--- Start of Dataset entries ---

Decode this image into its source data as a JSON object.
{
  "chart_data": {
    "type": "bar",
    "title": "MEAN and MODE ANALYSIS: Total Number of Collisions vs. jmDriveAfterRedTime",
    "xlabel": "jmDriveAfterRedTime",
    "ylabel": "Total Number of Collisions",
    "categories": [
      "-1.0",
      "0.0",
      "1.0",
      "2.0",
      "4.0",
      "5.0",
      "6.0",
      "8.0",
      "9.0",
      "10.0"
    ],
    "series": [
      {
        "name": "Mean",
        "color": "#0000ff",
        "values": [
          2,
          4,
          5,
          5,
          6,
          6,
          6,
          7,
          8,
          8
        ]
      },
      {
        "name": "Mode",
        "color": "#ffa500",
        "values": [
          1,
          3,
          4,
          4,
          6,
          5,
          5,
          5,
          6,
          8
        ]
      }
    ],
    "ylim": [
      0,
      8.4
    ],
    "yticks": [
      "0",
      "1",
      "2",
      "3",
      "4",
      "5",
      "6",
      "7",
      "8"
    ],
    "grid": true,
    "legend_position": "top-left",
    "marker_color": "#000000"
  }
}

--- End of Dataset entries ---

→ Your instructions
Lines from the records above that hold "Number" are the ones to list.

→ Solution to this task
    "title": "MEAN and MODE ANALYSIS: Total Number of Collisions vs. jmDriveAfterRedTime",
    "ylabel": "Total Number of Collisions",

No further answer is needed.